Copy out all the data, word for word.

** begin Information shown **

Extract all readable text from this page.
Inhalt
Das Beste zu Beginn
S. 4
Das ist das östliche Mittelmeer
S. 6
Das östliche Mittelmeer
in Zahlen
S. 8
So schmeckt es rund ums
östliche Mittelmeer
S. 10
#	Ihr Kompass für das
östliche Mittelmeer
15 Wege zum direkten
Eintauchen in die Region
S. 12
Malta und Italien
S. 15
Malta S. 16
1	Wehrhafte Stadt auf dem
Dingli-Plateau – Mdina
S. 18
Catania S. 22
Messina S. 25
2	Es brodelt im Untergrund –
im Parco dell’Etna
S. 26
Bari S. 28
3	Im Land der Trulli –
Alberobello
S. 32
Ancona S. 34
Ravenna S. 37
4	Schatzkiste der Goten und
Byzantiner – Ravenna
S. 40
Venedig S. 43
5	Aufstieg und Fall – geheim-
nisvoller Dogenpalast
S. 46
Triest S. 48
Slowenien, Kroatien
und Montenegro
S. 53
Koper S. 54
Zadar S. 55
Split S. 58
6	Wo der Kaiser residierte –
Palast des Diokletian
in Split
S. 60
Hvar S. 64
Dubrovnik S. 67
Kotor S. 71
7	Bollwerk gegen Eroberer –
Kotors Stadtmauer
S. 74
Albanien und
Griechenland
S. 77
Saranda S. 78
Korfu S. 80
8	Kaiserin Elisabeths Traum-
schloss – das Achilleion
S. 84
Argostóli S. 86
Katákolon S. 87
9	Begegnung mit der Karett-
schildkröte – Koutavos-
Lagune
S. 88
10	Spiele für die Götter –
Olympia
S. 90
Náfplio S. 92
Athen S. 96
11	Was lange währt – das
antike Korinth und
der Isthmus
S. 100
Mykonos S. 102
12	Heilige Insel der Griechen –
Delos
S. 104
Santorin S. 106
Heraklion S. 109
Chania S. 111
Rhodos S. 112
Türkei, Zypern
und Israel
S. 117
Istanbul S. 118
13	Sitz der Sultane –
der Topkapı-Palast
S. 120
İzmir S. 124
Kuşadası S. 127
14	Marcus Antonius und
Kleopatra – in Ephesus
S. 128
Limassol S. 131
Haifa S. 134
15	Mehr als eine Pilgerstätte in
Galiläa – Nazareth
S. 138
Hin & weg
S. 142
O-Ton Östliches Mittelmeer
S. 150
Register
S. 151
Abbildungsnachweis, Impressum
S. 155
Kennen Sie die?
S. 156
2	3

** end Information shown **

## The answer
Extract all readable text from this page.
Inhalt
Das Beste zu Beginn
S. 4
Das ist das östliche Mittelmeer
S. 6
Das östliche Mittelmeer
in Zahlen
S. 8
So schmeckt es rund ums
östliche Mittelmeer
S. 10
#	Ihr Kompass für das
östliche Mittelmeer
15 Wege zum direkten
Eintauchen in die Region
S. 12
Malta und Italien
S. 15
Malta S. 16
1	Wehrhafte Stadt auf dem
Dingli-Plateau – Mdina
S. 18
Catania S. 22
Messina S. 25
2	Es brodelt im Untergrund –
im Parco dell’Etna
S. 26
Bari S. 28
3	Im Land der Trulli –
Alberobello
S. 32
Ancona S. 34
Ravenna S. 37
4	Schatzkiste der Goten und
Byzantiner – Ravenna
S. 40
Venedig S. 43
5	Aufstieg und Fall – geheim-
nisvoller Dogenpalast
S. 46
Triest S. 48
Slowenien, Kroatien
und Montenegro
S. 53
Koper S. 54
Zadar S. 55
Split S. 58
6	Wo der Kaiser residierte –
Palast des Diokletian
in Split
S. 60
Hvar S. 64
Dubrovnik S. 67
Kotor S. 71
7	Bollwerk gegen Eroberer –
Kotors Stadtmauer
S. 74
Albanien und
Griechenland
S. 77
Saranda S. 78
Korfu S. 80
8	Kaiserin Elisabeths Traum-
schloss – das Achilleion
S. 84
Argostóli S. 86
Katákolon S. 87
9	Begegnung mit der Karett-
schildkröte – Koutavos-
Lagune
S. 88
10	Spiele für die Götter –
Olympia
S. 90
Náfplio S. 92
Athen S. 96
11	Was lange währt – das
antike Korinth und
der Isthmus
S. 100
Mykonos S. 102
12	Heilige Insel der Griechen –
Delos
S. 104
Santorin S. 106
Heraklion S. 109
Chania S. 111
Rhodos S. 112
Türkei, Zypern
und Israel
S. 117
Istanbul S. 118
13	Sitz der Sultane –
der Topkapı-Palast
S. 120
İzmir S. 124
Kuşadası S. 127
14	Marcus Antonius und
Kleopatra – in Ephesus
S. 128
Limassol S. 131
Haifa S. 134
15	Mehr als eine Pilgerstätte in
Galiläa – Nazareth
S. 138
Hin & weg
S. 142
O-Ton Östliches Mittelmeer
S. 150
Register
S. 151
Abbildungsnachweis, Impressum
S. 155
Kennen Sie die?
S. 156
2	3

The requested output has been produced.